→ Work instructions: Please output the lines shown below exactly as they appear.

________________

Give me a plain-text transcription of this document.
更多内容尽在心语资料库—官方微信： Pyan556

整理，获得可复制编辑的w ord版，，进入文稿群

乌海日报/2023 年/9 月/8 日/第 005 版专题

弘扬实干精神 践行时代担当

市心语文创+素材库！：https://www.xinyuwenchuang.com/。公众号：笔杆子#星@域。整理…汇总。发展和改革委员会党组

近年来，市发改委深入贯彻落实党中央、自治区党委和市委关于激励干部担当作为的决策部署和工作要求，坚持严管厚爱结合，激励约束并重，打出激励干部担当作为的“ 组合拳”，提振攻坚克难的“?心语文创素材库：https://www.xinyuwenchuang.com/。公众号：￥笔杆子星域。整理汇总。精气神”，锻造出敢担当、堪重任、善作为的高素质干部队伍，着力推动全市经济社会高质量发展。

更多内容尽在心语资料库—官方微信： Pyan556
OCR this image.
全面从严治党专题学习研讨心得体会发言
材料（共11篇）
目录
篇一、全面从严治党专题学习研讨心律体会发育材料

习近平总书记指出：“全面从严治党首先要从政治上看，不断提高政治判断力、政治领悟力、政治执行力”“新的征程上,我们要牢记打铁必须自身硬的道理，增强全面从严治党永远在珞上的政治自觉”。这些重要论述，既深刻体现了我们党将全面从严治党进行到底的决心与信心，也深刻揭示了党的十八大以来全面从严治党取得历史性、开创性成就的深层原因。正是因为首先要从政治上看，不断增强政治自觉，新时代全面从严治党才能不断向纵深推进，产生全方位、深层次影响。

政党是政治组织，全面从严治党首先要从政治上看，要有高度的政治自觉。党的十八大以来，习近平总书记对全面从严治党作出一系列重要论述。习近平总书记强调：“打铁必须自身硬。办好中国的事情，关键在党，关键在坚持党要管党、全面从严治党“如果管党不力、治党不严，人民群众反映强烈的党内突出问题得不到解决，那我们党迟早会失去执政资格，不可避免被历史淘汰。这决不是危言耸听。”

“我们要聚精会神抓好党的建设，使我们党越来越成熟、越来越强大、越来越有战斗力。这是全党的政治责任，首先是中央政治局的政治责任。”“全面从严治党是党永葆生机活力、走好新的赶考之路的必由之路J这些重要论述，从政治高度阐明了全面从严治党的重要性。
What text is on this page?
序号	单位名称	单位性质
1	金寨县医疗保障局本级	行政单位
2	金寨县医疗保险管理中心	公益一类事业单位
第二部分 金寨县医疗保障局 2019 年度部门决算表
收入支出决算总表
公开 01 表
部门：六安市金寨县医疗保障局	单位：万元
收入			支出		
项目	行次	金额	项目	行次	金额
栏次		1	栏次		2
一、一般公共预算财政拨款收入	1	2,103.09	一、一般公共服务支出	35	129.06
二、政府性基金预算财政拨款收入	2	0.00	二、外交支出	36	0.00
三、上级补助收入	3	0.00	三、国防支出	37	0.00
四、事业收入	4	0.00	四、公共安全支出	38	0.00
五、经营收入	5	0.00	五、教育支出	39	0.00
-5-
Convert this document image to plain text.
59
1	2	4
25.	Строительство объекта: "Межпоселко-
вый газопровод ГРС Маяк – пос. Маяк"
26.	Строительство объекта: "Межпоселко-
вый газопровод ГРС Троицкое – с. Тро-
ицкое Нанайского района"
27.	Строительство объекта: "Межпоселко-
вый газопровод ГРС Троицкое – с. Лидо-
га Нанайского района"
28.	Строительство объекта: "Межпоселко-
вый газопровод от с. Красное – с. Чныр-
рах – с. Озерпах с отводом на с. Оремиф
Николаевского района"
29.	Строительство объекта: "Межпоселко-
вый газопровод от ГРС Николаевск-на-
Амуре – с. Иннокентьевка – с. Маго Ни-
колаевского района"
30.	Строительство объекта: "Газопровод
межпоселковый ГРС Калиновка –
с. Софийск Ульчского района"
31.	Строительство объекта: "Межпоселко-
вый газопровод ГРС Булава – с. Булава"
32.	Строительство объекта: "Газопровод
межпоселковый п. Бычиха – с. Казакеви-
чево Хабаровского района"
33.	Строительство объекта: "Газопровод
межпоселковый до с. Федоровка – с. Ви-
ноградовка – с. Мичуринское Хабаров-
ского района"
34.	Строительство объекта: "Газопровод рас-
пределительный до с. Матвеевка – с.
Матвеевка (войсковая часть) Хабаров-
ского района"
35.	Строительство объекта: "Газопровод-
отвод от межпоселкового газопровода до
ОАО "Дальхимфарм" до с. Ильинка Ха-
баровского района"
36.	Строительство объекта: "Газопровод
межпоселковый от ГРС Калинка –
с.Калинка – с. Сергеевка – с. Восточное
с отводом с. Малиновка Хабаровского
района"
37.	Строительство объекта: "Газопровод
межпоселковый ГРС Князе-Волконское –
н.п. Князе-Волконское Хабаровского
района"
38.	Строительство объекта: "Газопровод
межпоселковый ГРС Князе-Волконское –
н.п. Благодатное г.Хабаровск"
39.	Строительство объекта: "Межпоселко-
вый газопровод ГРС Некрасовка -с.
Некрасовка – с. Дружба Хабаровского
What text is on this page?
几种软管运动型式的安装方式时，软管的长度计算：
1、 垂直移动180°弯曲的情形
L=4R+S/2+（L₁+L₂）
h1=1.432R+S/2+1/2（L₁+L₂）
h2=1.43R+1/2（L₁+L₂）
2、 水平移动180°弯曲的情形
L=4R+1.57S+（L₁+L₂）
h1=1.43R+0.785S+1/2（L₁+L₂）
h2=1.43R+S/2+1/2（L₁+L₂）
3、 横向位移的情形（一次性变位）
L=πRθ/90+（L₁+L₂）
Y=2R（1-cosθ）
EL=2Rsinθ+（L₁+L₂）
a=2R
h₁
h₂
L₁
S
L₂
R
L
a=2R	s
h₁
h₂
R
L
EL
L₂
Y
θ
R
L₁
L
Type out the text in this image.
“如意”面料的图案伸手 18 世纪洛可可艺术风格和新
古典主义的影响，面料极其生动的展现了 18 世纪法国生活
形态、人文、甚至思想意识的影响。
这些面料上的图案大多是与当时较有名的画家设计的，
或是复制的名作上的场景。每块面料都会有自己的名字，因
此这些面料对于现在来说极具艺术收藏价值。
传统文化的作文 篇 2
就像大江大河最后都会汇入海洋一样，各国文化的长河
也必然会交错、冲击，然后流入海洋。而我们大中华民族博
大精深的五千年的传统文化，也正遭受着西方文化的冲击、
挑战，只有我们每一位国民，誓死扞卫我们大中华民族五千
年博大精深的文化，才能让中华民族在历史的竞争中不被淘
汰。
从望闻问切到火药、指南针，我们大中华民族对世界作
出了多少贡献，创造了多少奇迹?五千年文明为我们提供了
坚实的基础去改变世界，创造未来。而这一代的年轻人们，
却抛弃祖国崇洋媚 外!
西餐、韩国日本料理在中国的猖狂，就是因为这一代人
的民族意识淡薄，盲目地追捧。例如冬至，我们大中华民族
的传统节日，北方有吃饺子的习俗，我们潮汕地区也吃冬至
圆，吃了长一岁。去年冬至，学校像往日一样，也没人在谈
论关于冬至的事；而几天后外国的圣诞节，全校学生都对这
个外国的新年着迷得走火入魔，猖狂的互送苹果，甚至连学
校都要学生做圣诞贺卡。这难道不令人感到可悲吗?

________________

→ Exercise result:
Give me a plain-text transcription of this document.
更多内容尽在心语资料库—官方微信： Pyan556

整理，获得可复制编辑的w ord版，，进入文稿群

乌海日报/2023 年/9 月/8 日/第 005 版专题

弘扬实干精神 践行时代担当

市心语文创+素材库！：https://www.xinyuwenchuang.com/。公众号：笔杆子#星@域。整理…汇总。发展和改革委员会党组

近年来，市发改委深入贯彻落实党中央、自治区党委和市委关于激励干部担当作为的决策部署和工作要求，坚持严管厚爱结合，激励约束并重，打出激励干部担当作为的“ 组合拳”，提振攻坚克难的“?心语文创素材库：https://www.xinyuwenchuang.com/。公众号：￥笔杆子星域。整理汇总。精气神”，锻造出敢担当、堪重任、善作为的高素质干部队伍，着力推动全市经济社会高质量发展。

更多内容尽在心语资料库—官方微信： Pyan556
OCR this image.
全面从严治党专题学习研讨心得体会发言
材料（共11篇）
目录
篇一、全面从严治党专题学习研讨心律体会发育材料

习近平总书记指出：“全面从严治党首先要从政治上看，不断提高政治判断力、政治领悟力、政治执行力”“新的征程上,我们要牢记打铁必须自身硬的道理，增强全面从严治党永远在珞上的政治自觉”。这些重要论述，既深刻体现了我们党将全面从严治党进行到底的决心与信心，也深刻揭示了党的十八大以来全面从严治党取得历史性、开创性成就的深层原因。正是因为首先要从政治上看，不断增强政治自觉，新时代全面从严治党才能不断向纵深推进，产生全方位、深层次影响。

政党是政治组织，全面从严治党首先要从政治上看，要有高度的政治自觉。党的十八大以来，习近平总书记对全面从严治党作出一系列重要论述。习近平总书记强调：“打铁必须自身硬。办好中国的事情，关键在党，关键在坚持党要管党、全面从严治党“如果管党不力、治党不严，人民群众反映强烈的党内突出问题得不到解决，那我们党迟早会失去执政资格，不可避免被历史淘汰。这决不是危言耸听。”

“我们要聚精会神抓好党的建设，使我们党越来越成熟、越来越强大、越来越有战斗力。这是全党的政治责任，首先是中央政治局的政治责任。”“全面从严治党是党永葆生机活力、走好新的赶考之路的必由之路J这些重要论述，从政治高度阐明了全面从严治党的重要性。
What text is on this page?
序号	单位名称	单位性质
1	金寨县医疗保障局本级	行政单位
2	金寨县医疗保险管理中心	公益一类事业单位
第二部分 金寨县医疗保障局 2019 年度部门决算表
收入支出决算总表
公开 01 表
部门：六安市金寨县医疗保障局	单位：万元
收入			支出		
项目	行次	金额	项目	行次	金额
栏次		1	栏次		2
一、一般公共预算财政拨款收入	1	2,103.09	一、一般公共服务支出	35	129.06
二、政府性基金预算财政拨款收入	2	0.00	二、外交支出	36	0.00
三、上级补助收入	3	0.00	三、国防支出	37	0.00
四、事业收入	4	0.00	四、公共安全支出	38	0.00
五、经营收入	5	0.00	五、教育支出	39	0.00
-5-
Convert this document image to plain text.
59
1	2	4
25.	Строительство объекта: "Межпоселко-
вый газопровод ГРС Маяк – пос. Маяк"
26.	Строительство объекта: "Межпоселко-
вый газопровод ГРС Троицкое – с. Тро-
ицкое Нанайского района"
27.	Строительство объекта: "Межпоселко-
вый газопровод ГРС Троицкое – с. Лидо-
га Нанайского района"
28.	Строительство объекта: "Межпоселко-
вый газопровод от с. Красное – с. Чныр-
рах – с. Озерпах с отводом на с. Оремиф
Николаевского района"
29.	Строительство объекта: "Межпоселко-
вый газопровод от ГРС Николаевск-на-
Амуре – с. Иннокентьевка – с. Маго Ни-
колаевского района"
30.	Строительство объекта: "Газопровод
межпоселковый ГРС Калиновка –
с. Софийск Ульчского района"
31.	Строительство объекта: "Межпоселко-
вый газопровод ГРС Булава – с. Булава"
32.	Строительство объекта: "Газопровод
межпоселковый п. Бычиха – с. Казакеви-
чево Хабаровского района"
33.	Строительство объекта: "Газопровод
межпоселковый до с. Федоровка – с. Ви-
ноградовка – с. Мичуринское Хабаров-
ского района"
34.	Строительство объекта: "Газопровод рас-
пределительный до с. Матвеевка – с.
Матвеевка (войсковая часть) Хабаров-
ского района"
35.	Строительство объекта: "Газопровод-
отвод от межпоселкового газопровода до
ОАО "Дальхимфарм" до с. Ильинка Ха-
баровского района"
36.	Строительство объекта: "Газопровод
межпоселковый от ГРС Калинка –
с.Калинка – с. Сергеевка – с. Восточное
с отводом с. Малиновка Хабаровского
района"
37.	Строительство объекта: "Газопровод
межпоселковый ГРС Князе-Волконское –
н.п. Князе-Волконское Хабаровского
района"
38.	Строительство объекта: "Газопровод
межпоселковый ГРС Князе-Волконское –
н.п. Благодатное г.Хабаровск"
39.	Строительство объекта: "Межпоселко-
вый газопровод ГРС Некрасовка -с.
Некрасовка – с. Дружба Хабаровского
What text is on this page?
几种软管运动型式的安装方式时，软管的长度计算：
1、 垂直移动180°弯曲的情形
L=4R+S/2+（L₁+L₂）
h1=1.432R+S/2+1/2（L₁+L₂）
h2=1.43R+1/2（L₁+L₂）
2、 水平移动180°弯曲的情形
L=4R+1.57S+（L₁+L₂）
h1=1.43R+0.785S+1/2（L₁+L₂）
h2=1.43R+S/2+1/2（L₁+L₂）
3、 横向位移的情形（一次性变位）
L=πRθ/90+（L₁+L₂）
Y=2R（1-cosθ）
EL=2Rsinθ+（L₁+L₂）
a=2R
h₁
h₂
L₁
S
L₂
R
L
a=2R	s
h₁
h₂
R
L
EL
L₂
Y
θ
R
L₁
L
Type out the text in this image.
“如意”面料的图案伸手 18 世纪洛可可艺术风格和新
古典主义的影响，面料极其生动的展现了 18 世纪法国生活
形态、人文、甚至思想意识的影响。
这些面料上的图案大多是与当时较有名的画家设计的，
或是复制的名作上的场景。每块面料都会有自己的名字，因
此这些面料对于现在来说极具艺术收藏价值。
传统文化的作文 篇 2
就像大江大河最后都会汇入海洋一样，各国文化的长河
也必然会交错、冲击，然后流入海洋。而我们大中华民族博
大精深的五千年的传统文化，也正遭受着西方文化的冲击、
挑战，只有我们每一位国民，誓死扞卫我们大中华民族五千
年博大精深的文化，才能让中华民族在历史的竞争中不被淘
汰。
从望闻问切到火药、指南针，我们大中华民族对世界作
出了多少贡献，创造了多少奇迹?五千年文明为我们提供了
坚实的基础去改变世界，创造未来。而这一代的年轻人们，
却抛弃祖国崇洋媚 外!
西餐、韩国日本料理在中国的猖狂，就是因为这一代人
的民族意识淡薄，盲目地追捧。例如冬至，我们大中华民族
的传统节日，北方有吃饺子的习俗，我们潮汕地区也吃冬至
圆，吃了长一岁。去年冬至，学校像往日一样，也没人在谈
论关于冬至的事；而几天后外国的圣诞节，全校学生都对这
个外国的新年着迷得走火入魔，猖狂的互送苹果，甚至连学
校都要学生做圣诞贺卡。这难道不令人感到可悲吗?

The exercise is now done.